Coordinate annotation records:
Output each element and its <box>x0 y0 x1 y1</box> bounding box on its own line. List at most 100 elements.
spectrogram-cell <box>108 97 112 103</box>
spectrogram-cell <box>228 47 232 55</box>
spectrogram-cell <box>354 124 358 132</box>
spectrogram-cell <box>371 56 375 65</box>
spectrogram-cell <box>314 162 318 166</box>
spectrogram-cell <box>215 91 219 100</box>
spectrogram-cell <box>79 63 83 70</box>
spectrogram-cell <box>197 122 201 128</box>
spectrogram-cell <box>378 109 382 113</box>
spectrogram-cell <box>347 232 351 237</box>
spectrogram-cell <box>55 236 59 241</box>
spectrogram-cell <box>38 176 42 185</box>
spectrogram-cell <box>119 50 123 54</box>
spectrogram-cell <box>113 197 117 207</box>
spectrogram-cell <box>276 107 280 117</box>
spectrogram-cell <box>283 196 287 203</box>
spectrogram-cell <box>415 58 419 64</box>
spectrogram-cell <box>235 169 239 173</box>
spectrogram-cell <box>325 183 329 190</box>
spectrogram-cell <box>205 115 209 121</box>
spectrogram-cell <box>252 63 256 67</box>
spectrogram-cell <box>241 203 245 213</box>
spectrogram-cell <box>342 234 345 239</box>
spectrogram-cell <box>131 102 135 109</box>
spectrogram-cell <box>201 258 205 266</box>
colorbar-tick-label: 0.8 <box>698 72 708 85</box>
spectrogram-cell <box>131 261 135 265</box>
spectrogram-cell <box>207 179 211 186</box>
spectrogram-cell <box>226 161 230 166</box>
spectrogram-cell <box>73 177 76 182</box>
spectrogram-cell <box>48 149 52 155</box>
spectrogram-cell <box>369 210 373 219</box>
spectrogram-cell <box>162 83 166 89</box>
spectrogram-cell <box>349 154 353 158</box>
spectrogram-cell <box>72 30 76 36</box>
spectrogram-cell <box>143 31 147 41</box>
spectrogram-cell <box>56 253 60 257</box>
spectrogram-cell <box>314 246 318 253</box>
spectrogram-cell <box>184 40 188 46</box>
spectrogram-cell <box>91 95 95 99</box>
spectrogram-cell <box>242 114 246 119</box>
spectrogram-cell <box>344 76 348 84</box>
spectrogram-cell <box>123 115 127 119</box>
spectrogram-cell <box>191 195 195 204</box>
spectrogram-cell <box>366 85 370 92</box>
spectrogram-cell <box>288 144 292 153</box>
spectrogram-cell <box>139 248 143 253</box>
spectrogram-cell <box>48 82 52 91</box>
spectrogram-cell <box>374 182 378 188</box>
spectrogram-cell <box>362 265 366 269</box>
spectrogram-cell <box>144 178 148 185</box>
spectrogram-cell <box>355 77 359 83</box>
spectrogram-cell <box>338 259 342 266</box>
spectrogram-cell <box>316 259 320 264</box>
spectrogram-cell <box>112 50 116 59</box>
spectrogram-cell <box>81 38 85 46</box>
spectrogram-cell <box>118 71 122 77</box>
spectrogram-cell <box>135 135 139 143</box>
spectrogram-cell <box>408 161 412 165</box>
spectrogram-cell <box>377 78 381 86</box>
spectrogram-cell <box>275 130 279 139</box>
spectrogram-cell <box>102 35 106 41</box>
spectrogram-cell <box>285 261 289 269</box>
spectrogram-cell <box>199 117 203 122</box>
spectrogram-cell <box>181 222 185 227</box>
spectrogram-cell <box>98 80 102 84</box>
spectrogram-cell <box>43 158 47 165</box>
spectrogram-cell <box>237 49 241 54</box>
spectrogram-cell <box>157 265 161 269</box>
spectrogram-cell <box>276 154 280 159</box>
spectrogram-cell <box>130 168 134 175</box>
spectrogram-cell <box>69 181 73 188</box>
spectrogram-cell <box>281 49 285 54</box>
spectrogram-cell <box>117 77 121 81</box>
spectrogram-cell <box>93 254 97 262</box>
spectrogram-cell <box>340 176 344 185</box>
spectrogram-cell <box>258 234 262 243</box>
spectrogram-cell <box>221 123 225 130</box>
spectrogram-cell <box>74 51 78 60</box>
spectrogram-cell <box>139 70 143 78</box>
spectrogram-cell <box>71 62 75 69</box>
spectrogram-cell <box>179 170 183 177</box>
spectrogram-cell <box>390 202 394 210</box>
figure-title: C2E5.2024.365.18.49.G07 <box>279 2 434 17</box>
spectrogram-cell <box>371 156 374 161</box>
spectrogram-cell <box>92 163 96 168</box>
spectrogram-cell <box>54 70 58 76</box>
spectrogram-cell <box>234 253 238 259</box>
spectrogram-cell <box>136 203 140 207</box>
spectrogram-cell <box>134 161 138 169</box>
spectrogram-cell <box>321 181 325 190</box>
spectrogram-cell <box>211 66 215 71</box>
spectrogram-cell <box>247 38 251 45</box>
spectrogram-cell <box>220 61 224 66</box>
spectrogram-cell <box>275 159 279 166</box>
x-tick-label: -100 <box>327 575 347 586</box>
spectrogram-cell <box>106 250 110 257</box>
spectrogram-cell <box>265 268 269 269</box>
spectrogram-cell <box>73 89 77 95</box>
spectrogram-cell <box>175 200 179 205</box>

- [The task]: Reproduce the material above line for line, changing nothing.

- [Solution]:
Output each element and its <box>x0 y0 x1 y1</box> bounding box on its own line. List at most 100 elements.
spectrogram-cell <box>108 97 112 103</box>
spectrogram-cell <box>228 47 232 55</box>
spectrogram-cell <box>354 124 358 132</box>
spectrogram-cell <box>371 56 375 65</box>
spectrogram-cell <box>314 162 318 166</box>
spectrogram-cell <box>215 91 219 100</box>
spectrogram-cell <box>79 63 83 70</box>
spectrogram-cell <box>197 122 201 128</box>
spectrogram-cell <box>378 109 382 113</box>
spectrogram-cell <box>347 232 351 237</box>
spectrogram-cell <box>55 236 59 241</box>
spectrogram-cell <box>38 176 42 185</box>
spectrogram-cell <box>119 50 123 54</box>
spectrogram-cell <box>113 197 117 207</box>
spectrogram-cell <box>276 107 280 117</box>
spectrogram-cell <box>283 196 287 203</box>
spectrogram-cell <box>415 58 419 64</box>
spectrogram-cell <box>235 169 239 173</box>
spectrogram-cell <box>325 183 329 190</box>
spectrogram-cell <box>205 115 209 121</box>
spectrogram-cell <box>252 63 256 67</box>
spectrogram-cell <box>241 203 245 213</box>
spectrogram-cell <box>342 234 345 239</box>
spectrogram-cell <box>131 102 135 109</box>
spectrogram-cell <box>201 258 205 266</box>
colorbar-tick-label: 0.8 <box>698 72 708 85</box>
spectrogram-cell <box>131 261 135 265</box>
spectrogram-cell <box>207 179 211 186</box>
spectrogram-cell <box>226 161 230 166</box>
spectrogram-cell <box>73 177 76 182</box>
spectrogram-cell <box>48 149 52 155</box>
spectrogram-cell <box>369 210 373 219</box>
spectrogram-cell <box>162 83 166 89</box>
spectrogram-cell <box>349 154 353 158</box>
spectrogram-cell <box>72 30 76 36</box>
spectrogram-cell <box>143 31 147 41</box>
spectrogram-cell <box>56 253 60 257</box>
spectrogram-cell <box>314 246 318 253</box>
spectrogram-cell <box>184 40 188 46</box>
spectrogram-cell <box>91 95 95 99</box>
spectrogram-cell <box>242 114 246 119</box>
spectrogram-cell <box>344 76 348 84</box>
spectrogram-cell <box>123 115 127 119</box>
spectrogram-cell <box>191 195 195 204</box>
spectrogram-cell <box>366 85 370 92</box>
spectrogram-cell <box>288 144 292 153</box>
spectrogram-cell <box>139 248 143 253</box>
spectrogram-cell <box>48 82 52 91</box>
spectrogram-cell <box>374 182 378 188</box>
spectrogram-cell <box>362 265 366 269</box>
spectrogram-cell <box>144 178 148 185</box>
spectrogram-cell <box>355 77 359 83</box>
spectrogram-cell <box>338 259 342 266</box>
spectrogram-cell <box>316 259 320 264</box>
spectrogram-cell <box>112 50 116 59</box>
spectrogram-cell <box>81 38 85 46</box>
spectrogram-cell <box>118 71 122 77</box>
spectrogram-cell <box>135 135 139 143</box>
spectrogram-cell <box>408 161 412 165</box>
spectrogram-cell <box>377 78 381 86</box>
spectrogram-cell <box>275 130 279 139</box>
spectrogram-cell <box>102 35 106 41</box>
spectrogram-cell <box>285 261 289 269</box>
spectrogram-cell <box>199 117 203 122</box>
spectrogram-cell <box>181 222 185 227</box>
spectrogram-cell <box>98 80 102 84</box>
spectrogram-cell <box>43 158 47 165</box>
spectrogram-cell <box>237 49 241 54</box>
spectrogram-cell <box>157 265 161 269</box>
spectrogram-cell <box>276 154 280 159</box>
spectrogram-cell <box>130 168 134 175</box>
spectrogram-cell <box>69 181 73 188</box>
spectrogram-cell <box>281 49 285 54</box>
spectrogram-cell <box>117 77 121 81</box>
spectrogram-cell <box>93 254 97 262</box>
spectrogram-cell <box>340 176 344 185</box>
spectrogram-cell <box>258 234 262 243</box>
spectrogram-cell <box>221 123 225 130</box>
spectrogram-cell <box>74 51 78 60</box>
spectrogram-cell <box>139 70 143 78</box>
spectrogram-cell <box>71 62 75 69</box>
spectrogram-cell <box>179 170 183 177</box>
spectrogram-cell <box>390 202 394 210</box>
figure-title: C2E5.2024.365.18.49.G07 <box>279 2 434 17</box>
spectrogram-cell <box>371 156 374 161</box>
spectrogram-cell <box>92 163 96 168</box>
spectrogram-cell <box>54 70 58 76</box>
spectrogram-cell <box>234 253 238 259</box>
spectrogram-cell <box>136 203 140 207</box>
spectrogram-cell <box>134 161 138 169</box>
spectrogram-cell <box>321 181 325 190</box>
spectrogram-cell <box>211 66 215 71</box>
spectrogram-cell <box>247 38 251 45</box>
spectrogram-cell <box>220 61 224 66</box>
spectrogram-cell <box>275 159 279 166</box>
x-tick-label: -100 <box>327 575 347 586</box>
spectrogram-cell <box>106 250 110 257</box>
spectrogram-cell <box>265 268 269 269</box>
spectrogram-cell <box>73 89 77 95</box>
spectrogram-cell <box>175 200 179 205</box>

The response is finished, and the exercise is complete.